■ Exercise instructions
Return the records in full, exactly as given.

>> start

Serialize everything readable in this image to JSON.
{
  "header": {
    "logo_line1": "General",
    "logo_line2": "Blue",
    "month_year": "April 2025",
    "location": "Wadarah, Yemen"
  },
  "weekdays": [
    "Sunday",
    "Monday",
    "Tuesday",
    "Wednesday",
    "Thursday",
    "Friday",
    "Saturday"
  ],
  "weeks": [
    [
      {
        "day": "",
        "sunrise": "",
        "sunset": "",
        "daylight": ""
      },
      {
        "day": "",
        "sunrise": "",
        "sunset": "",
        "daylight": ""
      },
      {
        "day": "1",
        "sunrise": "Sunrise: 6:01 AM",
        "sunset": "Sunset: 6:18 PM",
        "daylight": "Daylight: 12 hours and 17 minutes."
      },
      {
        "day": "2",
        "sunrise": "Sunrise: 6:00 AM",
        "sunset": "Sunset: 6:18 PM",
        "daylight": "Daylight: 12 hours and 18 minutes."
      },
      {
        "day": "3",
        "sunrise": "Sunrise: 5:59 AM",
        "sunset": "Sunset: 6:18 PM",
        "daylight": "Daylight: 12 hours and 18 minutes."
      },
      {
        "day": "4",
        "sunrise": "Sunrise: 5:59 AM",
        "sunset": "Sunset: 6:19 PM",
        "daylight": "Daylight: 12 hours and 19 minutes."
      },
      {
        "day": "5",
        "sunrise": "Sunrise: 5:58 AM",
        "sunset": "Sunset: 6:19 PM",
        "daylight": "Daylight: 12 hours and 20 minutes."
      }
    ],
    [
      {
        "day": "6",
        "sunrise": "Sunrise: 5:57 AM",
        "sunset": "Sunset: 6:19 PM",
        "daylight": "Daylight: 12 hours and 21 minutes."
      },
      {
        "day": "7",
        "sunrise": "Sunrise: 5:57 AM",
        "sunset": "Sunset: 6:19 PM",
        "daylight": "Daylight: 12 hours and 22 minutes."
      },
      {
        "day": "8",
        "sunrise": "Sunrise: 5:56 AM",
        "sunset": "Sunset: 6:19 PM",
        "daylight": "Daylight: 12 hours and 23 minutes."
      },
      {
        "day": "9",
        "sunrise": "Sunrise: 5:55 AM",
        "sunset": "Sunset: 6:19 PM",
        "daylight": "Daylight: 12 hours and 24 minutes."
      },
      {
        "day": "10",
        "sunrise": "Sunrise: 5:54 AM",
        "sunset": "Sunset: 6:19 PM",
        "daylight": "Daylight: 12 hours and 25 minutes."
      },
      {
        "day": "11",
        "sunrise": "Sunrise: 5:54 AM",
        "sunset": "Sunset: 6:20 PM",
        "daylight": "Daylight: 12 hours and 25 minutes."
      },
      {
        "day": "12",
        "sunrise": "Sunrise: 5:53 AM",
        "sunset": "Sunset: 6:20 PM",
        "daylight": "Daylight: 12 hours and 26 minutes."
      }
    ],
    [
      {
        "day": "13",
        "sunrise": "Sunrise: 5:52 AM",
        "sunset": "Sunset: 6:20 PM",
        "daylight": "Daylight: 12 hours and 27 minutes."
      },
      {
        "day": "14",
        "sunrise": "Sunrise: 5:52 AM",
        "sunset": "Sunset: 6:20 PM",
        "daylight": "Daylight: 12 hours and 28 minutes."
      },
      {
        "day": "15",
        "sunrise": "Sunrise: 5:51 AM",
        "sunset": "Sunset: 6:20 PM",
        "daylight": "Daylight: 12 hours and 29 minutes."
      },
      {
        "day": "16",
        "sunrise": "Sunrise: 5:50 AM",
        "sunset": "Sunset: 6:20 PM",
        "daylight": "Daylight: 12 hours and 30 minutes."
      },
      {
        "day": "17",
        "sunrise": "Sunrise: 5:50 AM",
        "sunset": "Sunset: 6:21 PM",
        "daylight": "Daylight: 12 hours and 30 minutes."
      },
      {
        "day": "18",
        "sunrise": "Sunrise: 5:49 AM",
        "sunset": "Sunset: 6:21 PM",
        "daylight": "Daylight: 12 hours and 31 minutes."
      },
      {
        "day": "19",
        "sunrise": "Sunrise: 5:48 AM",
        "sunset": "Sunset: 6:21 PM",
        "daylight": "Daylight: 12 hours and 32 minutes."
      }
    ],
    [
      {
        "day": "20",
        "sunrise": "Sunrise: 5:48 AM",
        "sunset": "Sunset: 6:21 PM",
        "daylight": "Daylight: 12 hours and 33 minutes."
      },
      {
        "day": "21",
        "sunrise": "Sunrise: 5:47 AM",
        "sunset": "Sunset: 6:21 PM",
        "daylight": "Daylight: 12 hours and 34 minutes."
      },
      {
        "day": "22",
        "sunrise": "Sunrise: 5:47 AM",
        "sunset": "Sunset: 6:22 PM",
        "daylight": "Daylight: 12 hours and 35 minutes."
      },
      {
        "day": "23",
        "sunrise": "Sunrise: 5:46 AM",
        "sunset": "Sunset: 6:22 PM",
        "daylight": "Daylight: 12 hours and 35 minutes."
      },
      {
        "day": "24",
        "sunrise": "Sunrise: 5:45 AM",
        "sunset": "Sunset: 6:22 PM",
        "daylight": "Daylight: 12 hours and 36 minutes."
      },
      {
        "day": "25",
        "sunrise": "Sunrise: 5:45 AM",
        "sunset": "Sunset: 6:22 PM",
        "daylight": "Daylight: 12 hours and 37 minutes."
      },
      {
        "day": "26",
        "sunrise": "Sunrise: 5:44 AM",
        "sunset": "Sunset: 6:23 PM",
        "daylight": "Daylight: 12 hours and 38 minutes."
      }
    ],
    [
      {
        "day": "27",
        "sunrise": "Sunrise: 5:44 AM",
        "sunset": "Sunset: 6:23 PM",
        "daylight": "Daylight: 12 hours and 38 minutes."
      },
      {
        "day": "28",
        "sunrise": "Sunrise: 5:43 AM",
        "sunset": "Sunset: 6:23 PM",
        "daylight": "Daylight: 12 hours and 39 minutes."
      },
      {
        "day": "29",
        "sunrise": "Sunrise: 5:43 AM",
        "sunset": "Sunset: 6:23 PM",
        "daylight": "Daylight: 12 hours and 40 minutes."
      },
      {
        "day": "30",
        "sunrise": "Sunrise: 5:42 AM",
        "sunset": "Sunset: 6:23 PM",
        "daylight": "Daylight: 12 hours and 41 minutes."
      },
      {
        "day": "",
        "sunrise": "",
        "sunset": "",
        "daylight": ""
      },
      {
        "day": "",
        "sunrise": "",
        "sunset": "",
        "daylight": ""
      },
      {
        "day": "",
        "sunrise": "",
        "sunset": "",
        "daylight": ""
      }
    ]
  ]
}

>> end

■ Answer to the task
Serialize everything readable in this image to JSON.
{
  "header": {
    "logo_line1": "General",
    "logo_line2": "Blue",
    "month_year": "April 2025",
    "location": "Wadarah, Yemen"
  },
  "weekdays": [
    "Sunday",
    "Monday",
    "Tuesday",
    "Wednesday",
    "Thursday",
    "Friday",
    "Saturday"
  ],
  "weeks": [
    [
      {
        "day": "",
        "sunrise": "",
        "sunset": "",
        "daylight": ""
      },
      {
        "day": "",
        "sunrise": "",
        "sunset": "",
        "daylight": ""
      },
      {
        "day": "1",
        "sunrise": "Sunrise: 6:01 AM",
        "sunset": "Sunset: 6:18 PM",
        "daylight": "Daylight: 12 hours and 17 minutes."
      },
      {
        "day": "2",
        "sunrise": "Sunrise: 6:00 AM",
        "sunset": "Sunset: 6:18 PM",
        "daylight": "Daylight: 12 hours and 18 minutes."
      },
      {
        "day": "3",
        "sunrise": "Sunrise: 5:59 AM",
        "sunset": "Sunset: 6:18 PM",
        "daylight": "Daylight: 12 hours and 18 minutes."
      },
      {
        "day": "4",
        "sunrise": "Sunrise: 5:59 AM",
        "sunset": "Sunset: 6:19 PM",
        "daylight": "Daylight: 12 hours and 19 minutes."
      },
      {
        "day": "5",
        "sunrise": "Sunrise: 5:58 AM",
        "sunset": "Sunset: 6:19 PM",
        "daylight": "Daylight: 12 hours and 20 minutes."
      }
    ],
    [
      {
        "day": "6",
        "sunrise": "Sunrise: 5:57 AM",
        "sunset": "Sunset: 6:19 PM",
        "daylight": "Daylight: 12 hours and 21 minutes."
      },
      {
        "day": "7",
        "sunrise": "Sunrise: 5:57 AM",
        "sunset": "Sunset: 6:19 PM",
        "daylight": "Daylight: 12 hours and 22 minutes."
      },
      {
        "day": "8",
        "sunrise": "Sunrise: 5:56 AM",
        "sunset": "Sunset: 6:19 PM",
        "daylight": "Daylight: 12 hours and 23 minutes."
      },
      {
        "day": "9",
        "sunrise": "Sunrise: 5:55 AM",
        "sunset": "Sunset: 6:19 PM",
        "daylight": "Daylight: 12 hours and 24 minutes."
      },
      {
        "day": "10",
        "sunrise": "Sunrise: 5:54 AM",
        "sunset": "Sunset: 6:19 PM",
        "daylight": "Daylight: 12 hours and 25 minutes."
      },
      {
        "day": "11",
        "sunrise": "Sunrise: 5:54 AM",
        "sunset": "Sunset: 6:20 PM",
        "daylight": "Daylight: 12 hours and 25 minutes."
      },
      {
        "day": "12",
        "sunrise": "Sunrise: 5:53 AM",
        "sunset": "Sunset: 6:20 PM",
        "daylight": "Daylight: 12 hours and 26 minutes."
      }
    ],
    [
      {
        "day": "13",
        "sunrise": "Sunrise: 5:52 AM",
        "sunset": "Sunset: 6:20 PM",
        "daylight": "Daylight: 12 hours and 27 minutes."
      },
      {
        "day": "14",
        "sunrise": "Sunrise: 5:52 AM",
        "sunset": "Sunset: 6:20 PM",
        "daylight": "Daylight: 12 hours and 28 minutes."
      },
      {
        "day": "15",
        "sunrise": "Sunrise: 5:51 AM",
        "sunset": "Sunset: 6:20 PM",
        "daylight": "Daylight: 12 hours and 29 minutes."
      },
      {
        "day": "16",
        "sunrise": "Sunrise: 5:50 AM",
        "sunset": "Sunset: 6:20 PM",
        "daylight": "Daylight: 12 hours and 30 minutes."
      },
      {
        "day": "17",
        "sunrise": "Sunrise: 5:50 AM",
        "sunset": "Sunset: 6:21 PM",
        "daylight": "Daylight: 12 hours and 30 minutes."
      },
      {
        "day": "18",
        "sunrise": "Sunrise: 5:49 AM",
        "sunset": "Sunset: 6:21 PM",
        "daylight": "Daylight: 12 hours and 31 minutes."
      },
      {
        "day": "19",
        "sunrise": "Sunrise: 5:48 AM",
        "sunset": "Sunset: 6:21 PM",
        "daylight": "Daylight: 12 hours and 32 minutes."
      }
    ],
    [
      {
        "day": "20",
        "sunrise": "Sunrise: 5:48 AM",
        "sunset": "Sunset: 6:21 PM",
        "daylight": "Daylight: 12 hours and 33 minutes."
      },
      {
        "day": "21",
        "sunrise": "Sunrise: 5:47 AM",
        "sunset": "Sunset: 6:21 PM",
        "daylight": "Daylight: 12 hours and 34 minutes."
      },
      {
        "day": "22",
        "sunrise": "Sunrise: 5:47 AM",
        "sunset": "Sunset: 6:22 PM",
        "daylight": "Daylight: 12 hours and 35 minutes."
      },
      {
        "day": "23",
        "sunrise": "Sunrise: 5:46 AM",
        "sunset": "Sunset: 6:22 PM",
        "daylight": "Daylight: 12 hours and 35 minutes."
      },
      {
        "day": "24",
        "sunrise": "Sunrise: 5:45 AM",
        "sunset": "Sunset: 6:22 PM",
        "daylight": "Daylight: 12 hours and 36 minutes."
      },
      {
        "day": "25",
        "sunrise": "Sunrise: 5:45 AM",
        "sunset": "Sunset: 6:22 PM",
        "daylight": "Daylight: 12 hours and 37 minutes."
      },
      {
        "day": "26",
        "sunrise": "Sunrise: 5:44 AM",
        "sunset": "Sunset: 6:23 PM",
        "daylight": "Daylight: 12 hours and 38 minutes."
      }
    ],
    [
      {
        "day": "27",
        "sunrise": "Sunrise: 5:44 AM",
        "sunset": "Sunset: 6:23 PM",
        "daylight": "Daylight: 12 hours and 38 minutes."
      },
      {
        "day": "28",
        "sunrise": "Sunrise: 5:43 AM",
        "sunset": "Sunset: 6:23 PM",
        "daylight": "Daylight: 12 hours and 39 minutes."
      },
      {
        "day": "29",
        "sunrise": "Sunrise: 5:43 AM",
        "sunset": "Sunset: 6:23 PM",
        "daylight": "Daylight: 12 hours and 40 minutes."
      },
      {
        "day": "30",
        "sunrise": "Sunrise: 5:42 AM",
        "sunset": "Sunset: 6:23 PM",
        "daylight": "Daylight: 12 hours and 41 minutes."
      },
      {
        "day": "",
        "sunrise": "",
        "sunset": "",
        "daylight": ""
      },
      {
        "day": "",
        "sunrise": "",
        "sunset": "",
        "daylight": ""
      },
      {
        "day": "",
        "sunrise": "",
        "sunset": "",
        "daylight": ""
      }
    ]
  ]
}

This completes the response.